Part of a data file:
..............................
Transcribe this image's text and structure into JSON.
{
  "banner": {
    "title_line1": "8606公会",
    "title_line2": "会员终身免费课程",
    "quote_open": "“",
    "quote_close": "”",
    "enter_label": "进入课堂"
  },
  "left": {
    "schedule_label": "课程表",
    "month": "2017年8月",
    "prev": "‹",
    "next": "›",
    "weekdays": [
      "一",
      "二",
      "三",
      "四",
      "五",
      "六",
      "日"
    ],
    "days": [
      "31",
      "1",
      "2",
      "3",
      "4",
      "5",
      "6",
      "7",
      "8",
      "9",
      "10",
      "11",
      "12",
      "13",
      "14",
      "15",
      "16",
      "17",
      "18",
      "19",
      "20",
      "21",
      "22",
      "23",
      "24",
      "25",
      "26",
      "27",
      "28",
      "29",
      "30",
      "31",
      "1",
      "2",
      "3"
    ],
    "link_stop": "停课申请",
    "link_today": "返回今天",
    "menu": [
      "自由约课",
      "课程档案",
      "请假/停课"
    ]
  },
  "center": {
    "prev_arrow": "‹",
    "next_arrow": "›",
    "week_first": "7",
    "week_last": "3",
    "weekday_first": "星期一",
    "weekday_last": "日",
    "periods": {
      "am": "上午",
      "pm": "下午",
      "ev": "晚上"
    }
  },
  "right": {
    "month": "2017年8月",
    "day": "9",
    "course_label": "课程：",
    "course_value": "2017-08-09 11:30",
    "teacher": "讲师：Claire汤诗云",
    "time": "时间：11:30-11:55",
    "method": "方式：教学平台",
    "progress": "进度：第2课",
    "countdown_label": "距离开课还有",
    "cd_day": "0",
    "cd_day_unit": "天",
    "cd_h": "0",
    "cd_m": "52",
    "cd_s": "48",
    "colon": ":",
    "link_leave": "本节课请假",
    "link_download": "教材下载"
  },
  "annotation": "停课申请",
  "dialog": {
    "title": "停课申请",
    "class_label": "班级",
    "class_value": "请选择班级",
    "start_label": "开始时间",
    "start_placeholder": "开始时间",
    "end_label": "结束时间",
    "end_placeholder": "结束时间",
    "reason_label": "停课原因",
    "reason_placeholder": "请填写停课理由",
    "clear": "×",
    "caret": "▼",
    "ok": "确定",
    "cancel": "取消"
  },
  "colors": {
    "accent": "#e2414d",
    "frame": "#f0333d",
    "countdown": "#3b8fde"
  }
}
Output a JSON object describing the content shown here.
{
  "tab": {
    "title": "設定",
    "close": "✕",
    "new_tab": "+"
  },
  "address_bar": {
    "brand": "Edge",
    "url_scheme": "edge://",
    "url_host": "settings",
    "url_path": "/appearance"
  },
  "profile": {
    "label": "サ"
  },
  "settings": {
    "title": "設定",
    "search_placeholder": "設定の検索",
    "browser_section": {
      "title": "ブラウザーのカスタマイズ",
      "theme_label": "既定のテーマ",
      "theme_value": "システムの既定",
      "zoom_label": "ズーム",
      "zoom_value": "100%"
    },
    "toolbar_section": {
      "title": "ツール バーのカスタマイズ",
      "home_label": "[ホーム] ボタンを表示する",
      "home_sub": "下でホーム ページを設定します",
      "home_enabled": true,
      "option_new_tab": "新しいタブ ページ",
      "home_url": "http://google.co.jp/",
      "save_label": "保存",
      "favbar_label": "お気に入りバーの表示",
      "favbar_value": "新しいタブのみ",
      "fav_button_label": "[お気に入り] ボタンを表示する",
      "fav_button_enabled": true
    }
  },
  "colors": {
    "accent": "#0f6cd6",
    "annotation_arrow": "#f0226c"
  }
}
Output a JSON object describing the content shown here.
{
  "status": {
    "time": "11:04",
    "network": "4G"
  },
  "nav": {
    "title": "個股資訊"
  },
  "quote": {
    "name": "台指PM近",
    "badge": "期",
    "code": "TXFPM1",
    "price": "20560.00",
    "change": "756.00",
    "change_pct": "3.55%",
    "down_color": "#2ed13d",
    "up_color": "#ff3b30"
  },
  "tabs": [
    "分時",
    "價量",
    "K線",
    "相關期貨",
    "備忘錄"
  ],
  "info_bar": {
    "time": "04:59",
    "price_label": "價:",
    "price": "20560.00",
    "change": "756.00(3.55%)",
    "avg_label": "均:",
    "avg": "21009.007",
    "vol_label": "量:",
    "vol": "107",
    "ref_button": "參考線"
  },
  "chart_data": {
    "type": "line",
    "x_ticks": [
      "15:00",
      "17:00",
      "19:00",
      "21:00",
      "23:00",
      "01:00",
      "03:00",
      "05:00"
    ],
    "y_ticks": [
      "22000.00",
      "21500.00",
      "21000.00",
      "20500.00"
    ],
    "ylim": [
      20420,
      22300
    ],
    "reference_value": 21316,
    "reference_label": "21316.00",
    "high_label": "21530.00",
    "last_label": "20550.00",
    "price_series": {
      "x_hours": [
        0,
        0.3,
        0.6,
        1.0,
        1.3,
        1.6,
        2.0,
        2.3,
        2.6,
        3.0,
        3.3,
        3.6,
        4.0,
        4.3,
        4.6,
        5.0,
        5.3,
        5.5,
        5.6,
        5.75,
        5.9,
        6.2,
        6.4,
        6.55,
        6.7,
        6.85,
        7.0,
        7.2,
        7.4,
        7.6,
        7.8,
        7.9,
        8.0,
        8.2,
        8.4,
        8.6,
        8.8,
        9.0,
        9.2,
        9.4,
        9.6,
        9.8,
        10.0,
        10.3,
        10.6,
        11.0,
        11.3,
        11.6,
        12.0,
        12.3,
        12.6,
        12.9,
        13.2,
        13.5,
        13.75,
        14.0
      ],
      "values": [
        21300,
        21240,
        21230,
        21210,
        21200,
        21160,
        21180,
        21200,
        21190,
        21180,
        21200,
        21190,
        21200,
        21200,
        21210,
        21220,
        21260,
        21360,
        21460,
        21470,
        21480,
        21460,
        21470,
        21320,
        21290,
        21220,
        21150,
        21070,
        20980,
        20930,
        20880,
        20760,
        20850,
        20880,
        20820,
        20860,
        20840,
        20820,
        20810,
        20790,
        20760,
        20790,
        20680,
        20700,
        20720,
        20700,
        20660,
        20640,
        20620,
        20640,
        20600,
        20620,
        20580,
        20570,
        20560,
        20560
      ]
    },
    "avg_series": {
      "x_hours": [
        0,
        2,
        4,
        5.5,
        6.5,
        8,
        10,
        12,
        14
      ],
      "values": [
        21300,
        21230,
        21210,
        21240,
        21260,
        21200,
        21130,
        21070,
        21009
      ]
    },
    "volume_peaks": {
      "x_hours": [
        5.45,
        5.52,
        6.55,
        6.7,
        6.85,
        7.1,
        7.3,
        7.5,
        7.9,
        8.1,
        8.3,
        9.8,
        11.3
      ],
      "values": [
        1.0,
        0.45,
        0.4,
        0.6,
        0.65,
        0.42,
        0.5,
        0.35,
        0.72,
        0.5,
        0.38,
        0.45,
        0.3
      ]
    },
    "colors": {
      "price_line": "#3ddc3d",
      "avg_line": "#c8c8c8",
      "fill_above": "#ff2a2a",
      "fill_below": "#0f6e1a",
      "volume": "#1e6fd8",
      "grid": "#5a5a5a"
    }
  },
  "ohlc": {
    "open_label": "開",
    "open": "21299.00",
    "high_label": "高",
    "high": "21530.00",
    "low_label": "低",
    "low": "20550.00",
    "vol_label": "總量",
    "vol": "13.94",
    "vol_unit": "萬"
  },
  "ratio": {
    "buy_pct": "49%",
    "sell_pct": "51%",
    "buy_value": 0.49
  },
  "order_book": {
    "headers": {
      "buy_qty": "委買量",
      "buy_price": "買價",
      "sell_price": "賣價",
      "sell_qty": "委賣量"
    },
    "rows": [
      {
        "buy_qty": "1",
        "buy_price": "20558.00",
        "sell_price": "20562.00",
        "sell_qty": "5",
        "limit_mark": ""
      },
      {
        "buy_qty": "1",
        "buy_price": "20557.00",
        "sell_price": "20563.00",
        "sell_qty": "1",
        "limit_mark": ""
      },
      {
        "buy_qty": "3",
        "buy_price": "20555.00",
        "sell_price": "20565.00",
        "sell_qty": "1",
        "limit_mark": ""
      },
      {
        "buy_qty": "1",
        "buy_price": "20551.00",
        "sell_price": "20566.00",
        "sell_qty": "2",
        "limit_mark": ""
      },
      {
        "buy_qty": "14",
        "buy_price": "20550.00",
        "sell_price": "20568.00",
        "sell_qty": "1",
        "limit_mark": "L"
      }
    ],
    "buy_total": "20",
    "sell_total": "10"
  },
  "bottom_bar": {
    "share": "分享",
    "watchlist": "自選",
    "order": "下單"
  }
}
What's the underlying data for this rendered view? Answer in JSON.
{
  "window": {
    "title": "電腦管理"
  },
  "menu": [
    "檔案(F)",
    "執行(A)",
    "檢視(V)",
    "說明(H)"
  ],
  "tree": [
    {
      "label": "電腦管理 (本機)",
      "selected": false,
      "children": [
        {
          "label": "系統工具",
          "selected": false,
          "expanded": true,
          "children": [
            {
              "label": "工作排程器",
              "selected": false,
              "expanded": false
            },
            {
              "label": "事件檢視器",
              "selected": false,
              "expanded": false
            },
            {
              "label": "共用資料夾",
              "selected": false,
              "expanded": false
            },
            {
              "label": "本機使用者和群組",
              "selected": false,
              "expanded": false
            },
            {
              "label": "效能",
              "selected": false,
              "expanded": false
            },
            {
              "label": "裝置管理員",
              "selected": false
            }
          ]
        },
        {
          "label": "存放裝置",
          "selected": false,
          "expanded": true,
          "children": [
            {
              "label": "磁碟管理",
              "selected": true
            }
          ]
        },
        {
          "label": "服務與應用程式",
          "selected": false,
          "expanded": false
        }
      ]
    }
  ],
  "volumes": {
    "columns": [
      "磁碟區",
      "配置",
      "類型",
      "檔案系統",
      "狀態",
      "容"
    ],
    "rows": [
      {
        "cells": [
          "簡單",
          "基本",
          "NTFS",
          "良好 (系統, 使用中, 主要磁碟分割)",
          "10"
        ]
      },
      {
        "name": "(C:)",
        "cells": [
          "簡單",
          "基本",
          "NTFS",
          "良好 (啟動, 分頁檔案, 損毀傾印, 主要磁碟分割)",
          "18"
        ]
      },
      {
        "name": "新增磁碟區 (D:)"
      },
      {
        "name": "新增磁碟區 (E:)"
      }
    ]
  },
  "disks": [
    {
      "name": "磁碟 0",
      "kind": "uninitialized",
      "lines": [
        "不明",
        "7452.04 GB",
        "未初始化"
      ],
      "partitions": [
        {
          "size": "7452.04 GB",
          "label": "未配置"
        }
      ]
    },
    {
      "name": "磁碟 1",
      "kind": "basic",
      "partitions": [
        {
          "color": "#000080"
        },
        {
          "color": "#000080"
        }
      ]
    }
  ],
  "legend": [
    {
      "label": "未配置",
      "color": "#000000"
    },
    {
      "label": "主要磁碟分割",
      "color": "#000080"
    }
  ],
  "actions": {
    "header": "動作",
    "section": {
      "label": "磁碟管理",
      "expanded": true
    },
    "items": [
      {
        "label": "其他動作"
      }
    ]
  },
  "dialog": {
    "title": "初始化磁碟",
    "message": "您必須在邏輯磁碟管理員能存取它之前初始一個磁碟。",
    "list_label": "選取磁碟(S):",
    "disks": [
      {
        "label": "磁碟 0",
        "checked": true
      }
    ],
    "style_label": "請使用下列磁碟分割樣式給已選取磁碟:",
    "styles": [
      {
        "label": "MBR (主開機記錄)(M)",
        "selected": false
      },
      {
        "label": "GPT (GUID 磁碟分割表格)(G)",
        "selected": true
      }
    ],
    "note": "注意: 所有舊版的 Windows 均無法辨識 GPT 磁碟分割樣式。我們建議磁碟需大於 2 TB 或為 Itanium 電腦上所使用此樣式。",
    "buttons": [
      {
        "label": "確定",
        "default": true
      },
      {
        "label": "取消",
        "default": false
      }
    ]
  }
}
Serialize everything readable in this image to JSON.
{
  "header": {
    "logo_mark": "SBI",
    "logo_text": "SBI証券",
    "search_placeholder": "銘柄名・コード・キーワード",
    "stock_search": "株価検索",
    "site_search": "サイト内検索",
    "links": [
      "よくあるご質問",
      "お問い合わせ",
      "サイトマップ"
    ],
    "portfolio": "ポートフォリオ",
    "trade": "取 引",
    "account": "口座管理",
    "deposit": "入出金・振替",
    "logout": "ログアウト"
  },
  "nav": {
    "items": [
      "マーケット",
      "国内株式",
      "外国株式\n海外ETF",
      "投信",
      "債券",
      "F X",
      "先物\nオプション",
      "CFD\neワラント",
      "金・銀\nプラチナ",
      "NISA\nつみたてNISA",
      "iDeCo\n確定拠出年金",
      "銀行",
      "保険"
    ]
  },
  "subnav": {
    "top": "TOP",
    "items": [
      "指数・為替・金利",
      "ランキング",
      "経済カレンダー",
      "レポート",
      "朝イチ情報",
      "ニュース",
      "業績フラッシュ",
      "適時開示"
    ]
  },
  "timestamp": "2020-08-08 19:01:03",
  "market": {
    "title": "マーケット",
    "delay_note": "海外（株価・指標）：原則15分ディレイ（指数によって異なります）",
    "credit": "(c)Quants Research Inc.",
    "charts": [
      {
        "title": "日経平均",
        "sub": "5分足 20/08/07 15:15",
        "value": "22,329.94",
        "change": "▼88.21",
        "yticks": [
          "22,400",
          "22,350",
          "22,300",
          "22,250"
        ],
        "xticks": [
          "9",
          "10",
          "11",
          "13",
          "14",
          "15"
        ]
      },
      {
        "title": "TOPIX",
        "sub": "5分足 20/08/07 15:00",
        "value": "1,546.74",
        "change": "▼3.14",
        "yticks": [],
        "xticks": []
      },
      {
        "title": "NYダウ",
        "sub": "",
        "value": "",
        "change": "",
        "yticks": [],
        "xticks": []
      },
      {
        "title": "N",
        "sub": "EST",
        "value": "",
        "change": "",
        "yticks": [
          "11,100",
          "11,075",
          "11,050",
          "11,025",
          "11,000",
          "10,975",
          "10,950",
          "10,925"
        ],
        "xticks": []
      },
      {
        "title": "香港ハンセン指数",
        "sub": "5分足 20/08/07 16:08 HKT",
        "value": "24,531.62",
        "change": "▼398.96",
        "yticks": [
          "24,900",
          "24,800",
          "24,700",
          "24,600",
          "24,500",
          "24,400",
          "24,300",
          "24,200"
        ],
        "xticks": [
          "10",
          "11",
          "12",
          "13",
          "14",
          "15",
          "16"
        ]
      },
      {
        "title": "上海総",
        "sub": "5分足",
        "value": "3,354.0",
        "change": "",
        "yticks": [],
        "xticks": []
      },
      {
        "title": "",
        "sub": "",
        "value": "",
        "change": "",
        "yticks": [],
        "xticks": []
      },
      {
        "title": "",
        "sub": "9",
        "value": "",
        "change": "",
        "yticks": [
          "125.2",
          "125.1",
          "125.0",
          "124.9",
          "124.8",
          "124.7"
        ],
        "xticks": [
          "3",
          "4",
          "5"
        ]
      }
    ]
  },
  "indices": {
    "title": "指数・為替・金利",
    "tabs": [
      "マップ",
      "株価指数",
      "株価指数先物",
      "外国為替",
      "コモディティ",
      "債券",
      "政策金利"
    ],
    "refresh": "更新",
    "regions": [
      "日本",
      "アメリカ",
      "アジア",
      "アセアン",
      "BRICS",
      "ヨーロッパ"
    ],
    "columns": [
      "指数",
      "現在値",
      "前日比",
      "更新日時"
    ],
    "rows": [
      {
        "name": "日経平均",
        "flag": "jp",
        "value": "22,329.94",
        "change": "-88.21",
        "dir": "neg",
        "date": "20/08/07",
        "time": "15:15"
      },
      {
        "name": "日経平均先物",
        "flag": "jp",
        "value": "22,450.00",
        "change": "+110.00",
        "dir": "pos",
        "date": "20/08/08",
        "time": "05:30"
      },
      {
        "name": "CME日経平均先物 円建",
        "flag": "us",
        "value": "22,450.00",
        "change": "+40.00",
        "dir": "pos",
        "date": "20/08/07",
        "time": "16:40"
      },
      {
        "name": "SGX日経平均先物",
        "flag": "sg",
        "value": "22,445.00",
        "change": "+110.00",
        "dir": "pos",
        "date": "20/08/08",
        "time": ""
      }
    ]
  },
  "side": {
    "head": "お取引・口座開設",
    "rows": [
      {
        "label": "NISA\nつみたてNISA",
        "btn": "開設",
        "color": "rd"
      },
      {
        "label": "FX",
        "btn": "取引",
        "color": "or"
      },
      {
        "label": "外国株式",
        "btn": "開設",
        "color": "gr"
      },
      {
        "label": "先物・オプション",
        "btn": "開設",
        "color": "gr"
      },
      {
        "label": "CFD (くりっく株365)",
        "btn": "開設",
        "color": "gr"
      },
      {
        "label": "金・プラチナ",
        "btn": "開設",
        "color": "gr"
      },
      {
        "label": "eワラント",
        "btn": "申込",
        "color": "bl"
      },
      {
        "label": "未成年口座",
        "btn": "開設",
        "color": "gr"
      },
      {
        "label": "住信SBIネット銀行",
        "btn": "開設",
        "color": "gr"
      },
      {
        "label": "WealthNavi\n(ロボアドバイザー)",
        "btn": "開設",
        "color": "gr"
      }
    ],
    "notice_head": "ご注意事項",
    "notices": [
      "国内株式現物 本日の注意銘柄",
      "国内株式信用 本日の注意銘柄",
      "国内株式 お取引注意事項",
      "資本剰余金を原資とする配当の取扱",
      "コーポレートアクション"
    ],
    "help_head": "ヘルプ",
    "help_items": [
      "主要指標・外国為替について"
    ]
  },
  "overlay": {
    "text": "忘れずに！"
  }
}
..............................
**Prompt**
Find the word "停课申请" and list each line it appears in.

**The solution**
    "link_stop": "停课申请",
  "annotation": "停课申请",
    "title": "停课申请",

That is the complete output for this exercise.